SET TASK – Identify every line in the records below that contains the word "Floating", and reproduce each one.

start

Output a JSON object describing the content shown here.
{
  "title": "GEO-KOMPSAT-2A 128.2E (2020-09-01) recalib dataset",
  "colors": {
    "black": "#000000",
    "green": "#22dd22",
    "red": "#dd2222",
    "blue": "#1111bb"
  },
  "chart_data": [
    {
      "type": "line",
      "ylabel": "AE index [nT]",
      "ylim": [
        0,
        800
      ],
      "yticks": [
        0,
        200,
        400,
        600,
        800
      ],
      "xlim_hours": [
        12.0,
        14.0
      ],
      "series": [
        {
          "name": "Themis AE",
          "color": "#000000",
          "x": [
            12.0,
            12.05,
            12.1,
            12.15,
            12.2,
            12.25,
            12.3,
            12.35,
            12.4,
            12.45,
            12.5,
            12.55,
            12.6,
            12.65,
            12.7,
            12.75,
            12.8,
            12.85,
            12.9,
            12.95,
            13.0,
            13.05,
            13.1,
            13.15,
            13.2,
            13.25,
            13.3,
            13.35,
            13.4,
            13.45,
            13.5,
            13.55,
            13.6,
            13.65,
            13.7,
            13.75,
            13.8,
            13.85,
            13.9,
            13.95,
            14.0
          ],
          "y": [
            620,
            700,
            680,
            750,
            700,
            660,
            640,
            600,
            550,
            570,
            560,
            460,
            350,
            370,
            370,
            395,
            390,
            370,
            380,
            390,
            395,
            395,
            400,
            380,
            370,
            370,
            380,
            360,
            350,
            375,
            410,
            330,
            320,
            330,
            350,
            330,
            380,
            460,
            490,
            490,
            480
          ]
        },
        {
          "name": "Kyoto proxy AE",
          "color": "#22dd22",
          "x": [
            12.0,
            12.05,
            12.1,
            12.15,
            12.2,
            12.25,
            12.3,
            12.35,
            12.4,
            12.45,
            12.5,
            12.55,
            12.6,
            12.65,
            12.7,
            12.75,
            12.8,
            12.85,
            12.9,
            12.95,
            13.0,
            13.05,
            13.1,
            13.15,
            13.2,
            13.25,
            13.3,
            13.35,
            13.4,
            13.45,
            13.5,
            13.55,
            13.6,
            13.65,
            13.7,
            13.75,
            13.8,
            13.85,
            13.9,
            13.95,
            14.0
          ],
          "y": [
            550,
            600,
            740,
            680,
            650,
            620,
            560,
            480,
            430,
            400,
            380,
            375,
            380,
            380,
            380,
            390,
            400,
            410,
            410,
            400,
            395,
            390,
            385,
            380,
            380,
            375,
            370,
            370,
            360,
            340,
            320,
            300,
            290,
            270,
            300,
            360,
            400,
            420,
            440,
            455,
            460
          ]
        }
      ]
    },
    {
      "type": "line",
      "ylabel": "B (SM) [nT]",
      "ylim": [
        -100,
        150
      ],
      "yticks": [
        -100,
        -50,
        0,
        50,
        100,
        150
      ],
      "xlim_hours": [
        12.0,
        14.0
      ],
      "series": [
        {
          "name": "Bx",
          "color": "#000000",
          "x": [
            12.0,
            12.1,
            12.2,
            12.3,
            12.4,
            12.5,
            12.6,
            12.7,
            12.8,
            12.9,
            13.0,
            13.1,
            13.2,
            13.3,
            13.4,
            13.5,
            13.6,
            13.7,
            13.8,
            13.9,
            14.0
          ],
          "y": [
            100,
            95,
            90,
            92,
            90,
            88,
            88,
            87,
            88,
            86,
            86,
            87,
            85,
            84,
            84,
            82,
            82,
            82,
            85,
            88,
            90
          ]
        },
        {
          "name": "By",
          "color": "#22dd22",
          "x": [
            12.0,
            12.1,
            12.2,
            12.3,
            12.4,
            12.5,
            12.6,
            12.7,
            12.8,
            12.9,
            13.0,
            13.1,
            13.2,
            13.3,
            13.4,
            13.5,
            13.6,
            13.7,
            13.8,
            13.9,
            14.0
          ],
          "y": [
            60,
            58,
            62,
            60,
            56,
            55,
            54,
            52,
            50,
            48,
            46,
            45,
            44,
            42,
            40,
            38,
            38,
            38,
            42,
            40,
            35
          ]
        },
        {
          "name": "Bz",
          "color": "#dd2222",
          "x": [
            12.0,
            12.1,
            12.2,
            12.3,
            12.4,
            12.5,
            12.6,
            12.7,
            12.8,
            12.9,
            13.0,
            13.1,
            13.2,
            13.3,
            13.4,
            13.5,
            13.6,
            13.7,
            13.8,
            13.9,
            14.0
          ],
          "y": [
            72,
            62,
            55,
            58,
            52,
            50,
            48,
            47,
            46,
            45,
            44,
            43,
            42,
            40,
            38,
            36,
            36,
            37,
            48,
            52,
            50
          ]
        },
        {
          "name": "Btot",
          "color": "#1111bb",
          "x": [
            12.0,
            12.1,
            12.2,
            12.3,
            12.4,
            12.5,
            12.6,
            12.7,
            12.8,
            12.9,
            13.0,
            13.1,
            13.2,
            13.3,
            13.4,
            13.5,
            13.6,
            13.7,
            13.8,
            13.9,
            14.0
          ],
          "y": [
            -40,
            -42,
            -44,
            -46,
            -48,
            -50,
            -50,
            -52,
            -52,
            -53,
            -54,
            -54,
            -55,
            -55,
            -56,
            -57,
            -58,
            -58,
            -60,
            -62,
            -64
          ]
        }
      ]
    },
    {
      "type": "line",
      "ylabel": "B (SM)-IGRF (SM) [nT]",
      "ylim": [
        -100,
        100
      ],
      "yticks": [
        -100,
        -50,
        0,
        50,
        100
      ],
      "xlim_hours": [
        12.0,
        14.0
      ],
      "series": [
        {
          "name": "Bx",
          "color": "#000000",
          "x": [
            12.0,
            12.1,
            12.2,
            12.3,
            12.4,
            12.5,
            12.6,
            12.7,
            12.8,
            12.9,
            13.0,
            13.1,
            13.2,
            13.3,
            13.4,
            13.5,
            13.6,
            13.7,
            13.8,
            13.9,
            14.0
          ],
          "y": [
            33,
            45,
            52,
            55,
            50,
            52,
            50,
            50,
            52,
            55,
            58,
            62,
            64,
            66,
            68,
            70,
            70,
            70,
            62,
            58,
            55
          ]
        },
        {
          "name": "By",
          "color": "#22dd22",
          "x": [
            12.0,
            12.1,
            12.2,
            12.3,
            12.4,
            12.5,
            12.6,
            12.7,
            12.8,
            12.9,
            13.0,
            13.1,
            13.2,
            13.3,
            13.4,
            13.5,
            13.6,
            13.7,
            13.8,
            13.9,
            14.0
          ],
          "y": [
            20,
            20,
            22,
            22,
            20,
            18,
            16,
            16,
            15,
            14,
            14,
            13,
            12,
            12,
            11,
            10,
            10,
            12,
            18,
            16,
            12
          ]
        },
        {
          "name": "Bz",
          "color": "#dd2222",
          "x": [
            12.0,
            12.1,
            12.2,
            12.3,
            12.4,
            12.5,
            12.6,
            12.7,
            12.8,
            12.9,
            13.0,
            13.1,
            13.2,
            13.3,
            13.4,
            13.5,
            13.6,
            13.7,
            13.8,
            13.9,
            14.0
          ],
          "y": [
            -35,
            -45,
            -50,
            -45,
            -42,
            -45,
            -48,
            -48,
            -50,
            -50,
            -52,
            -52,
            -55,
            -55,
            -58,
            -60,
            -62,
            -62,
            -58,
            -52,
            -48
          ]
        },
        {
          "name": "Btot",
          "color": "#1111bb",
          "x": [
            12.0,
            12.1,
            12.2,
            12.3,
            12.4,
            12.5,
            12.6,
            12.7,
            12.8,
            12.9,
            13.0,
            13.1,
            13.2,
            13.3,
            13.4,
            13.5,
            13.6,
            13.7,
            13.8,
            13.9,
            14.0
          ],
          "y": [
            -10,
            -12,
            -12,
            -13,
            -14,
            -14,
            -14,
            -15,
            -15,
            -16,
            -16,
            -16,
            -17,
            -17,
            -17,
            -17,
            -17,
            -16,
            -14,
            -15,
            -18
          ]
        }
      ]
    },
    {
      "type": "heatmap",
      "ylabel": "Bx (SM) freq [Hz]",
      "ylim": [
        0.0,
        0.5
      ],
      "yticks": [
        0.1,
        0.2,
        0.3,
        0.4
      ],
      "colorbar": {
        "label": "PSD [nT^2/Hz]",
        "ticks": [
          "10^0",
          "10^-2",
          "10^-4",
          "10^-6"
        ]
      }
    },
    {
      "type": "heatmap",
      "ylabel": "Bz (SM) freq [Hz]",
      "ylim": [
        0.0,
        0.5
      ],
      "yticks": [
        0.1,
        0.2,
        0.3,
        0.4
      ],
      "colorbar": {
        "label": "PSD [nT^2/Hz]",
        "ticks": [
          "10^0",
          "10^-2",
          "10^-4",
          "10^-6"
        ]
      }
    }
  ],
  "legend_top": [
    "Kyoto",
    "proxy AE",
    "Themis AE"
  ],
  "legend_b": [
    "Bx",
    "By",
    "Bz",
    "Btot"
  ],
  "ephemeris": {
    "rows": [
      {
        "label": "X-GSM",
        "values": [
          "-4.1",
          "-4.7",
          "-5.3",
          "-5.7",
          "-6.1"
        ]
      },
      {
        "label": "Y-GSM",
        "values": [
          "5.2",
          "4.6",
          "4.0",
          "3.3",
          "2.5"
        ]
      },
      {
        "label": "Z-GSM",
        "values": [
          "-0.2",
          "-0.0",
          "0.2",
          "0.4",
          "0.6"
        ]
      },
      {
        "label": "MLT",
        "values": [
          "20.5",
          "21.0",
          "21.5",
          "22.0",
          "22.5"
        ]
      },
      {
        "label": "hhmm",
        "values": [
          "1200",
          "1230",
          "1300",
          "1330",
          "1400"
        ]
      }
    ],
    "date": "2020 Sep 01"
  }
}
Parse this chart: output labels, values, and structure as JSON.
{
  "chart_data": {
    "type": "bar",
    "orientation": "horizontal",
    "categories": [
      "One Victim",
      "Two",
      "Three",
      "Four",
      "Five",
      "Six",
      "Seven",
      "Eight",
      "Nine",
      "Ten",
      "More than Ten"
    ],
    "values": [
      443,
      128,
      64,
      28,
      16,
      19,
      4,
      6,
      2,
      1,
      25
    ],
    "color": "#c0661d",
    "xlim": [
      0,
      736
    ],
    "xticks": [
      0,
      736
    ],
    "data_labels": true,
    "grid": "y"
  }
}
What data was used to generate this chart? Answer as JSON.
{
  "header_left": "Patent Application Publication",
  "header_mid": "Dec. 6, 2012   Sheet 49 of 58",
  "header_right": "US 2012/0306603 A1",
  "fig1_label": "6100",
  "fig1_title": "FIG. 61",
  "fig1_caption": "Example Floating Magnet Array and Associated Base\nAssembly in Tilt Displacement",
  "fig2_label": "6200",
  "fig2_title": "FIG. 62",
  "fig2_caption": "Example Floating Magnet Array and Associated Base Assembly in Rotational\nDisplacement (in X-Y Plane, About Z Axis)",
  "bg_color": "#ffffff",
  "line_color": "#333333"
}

end

EXERCISE ANSWER –
  "fig1_caption": "Example Floating Magnet Array and Associated Base\nAssembly in Tilt Displacement",
  "fig2_caption": "Example Floating Magnet Array and Associated Base Assembly in Rotational\nDisplacement (in X-Y Plane, About Z Axis)",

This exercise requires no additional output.